Exercise aim » Search the data below, and report every line in which "struktur" occurs.

Data to process below:

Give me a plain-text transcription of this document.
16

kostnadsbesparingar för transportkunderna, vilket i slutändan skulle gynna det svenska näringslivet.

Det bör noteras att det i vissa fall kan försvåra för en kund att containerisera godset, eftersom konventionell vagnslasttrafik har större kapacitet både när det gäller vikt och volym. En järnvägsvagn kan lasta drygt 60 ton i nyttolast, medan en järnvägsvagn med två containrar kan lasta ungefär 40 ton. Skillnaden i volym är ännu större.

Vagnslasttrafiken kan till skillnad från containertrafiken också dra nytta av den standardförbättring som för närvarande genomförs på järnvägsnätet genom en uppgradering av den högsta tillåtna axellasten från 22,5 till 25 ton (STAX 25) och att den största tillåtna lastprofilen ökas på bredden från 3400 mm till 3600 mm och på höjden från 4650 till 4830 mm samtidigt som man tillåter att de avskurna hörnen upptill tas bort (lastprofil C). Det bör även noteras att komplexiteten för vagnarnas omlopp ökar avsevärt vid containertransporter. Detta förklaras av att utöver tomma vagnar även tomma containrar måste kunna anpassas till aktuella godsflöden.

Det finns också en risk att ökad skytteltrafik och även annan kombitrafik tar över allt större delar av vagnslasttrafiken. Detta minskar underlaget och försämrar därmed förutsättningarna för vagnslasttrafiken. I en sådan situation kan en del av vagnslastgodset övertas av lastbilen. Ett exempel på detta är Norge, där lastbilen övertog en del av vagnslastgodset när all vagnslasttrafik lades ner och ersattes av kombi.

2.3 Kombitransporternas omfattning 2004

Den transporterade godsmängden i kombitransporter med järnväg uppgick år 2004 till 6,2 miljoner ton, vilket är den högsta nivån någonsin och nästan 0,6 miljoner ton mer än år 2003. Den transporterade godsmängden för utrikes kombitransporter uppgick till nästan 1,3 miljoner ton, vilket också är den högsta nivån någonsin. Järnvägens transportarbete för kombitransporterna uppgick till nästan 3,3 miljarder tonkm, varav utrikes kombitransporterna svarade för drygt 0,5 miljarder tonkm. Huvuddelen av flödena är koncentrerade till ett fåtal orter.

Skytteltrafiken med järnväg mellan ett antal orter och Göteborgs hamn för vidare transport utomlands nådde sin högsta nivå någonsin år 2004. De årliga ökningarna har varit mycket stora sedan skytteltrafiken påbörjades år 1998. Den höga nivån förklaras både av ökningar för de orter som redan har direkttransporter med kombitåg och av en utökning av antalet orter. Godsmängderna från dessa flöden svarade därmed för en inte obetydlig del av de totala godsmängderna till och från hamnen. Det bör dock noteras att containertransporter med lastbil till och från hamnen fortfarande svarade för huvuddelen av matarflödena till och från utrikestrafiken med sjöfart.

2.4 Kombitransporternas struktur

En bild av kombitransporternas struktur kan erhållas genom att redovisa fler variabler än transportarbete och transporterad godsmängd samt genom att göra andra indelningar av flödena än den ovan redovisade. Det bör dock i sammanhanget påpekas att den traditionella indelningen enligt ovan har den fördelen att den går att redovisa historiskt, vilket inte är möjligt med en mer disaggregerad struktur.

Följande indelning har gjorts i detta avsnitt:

End of Data to process.

Result of the task »
2.4 Kombitransporternas struktur
En bild av kombitransporternas struktur kan erhållas genom att redovisa fler variabler än transportarbete och transporterad godsmängd samt genom att göra andra indelningar av flödena än den ovan redovisade. Det bör dock i sammanhanget påpekas att den traditionella indelningen enligt ovan har den fördelen att den går att redovisa historiskt, vilket inte är möjligt med en mer disaggregerad struktur.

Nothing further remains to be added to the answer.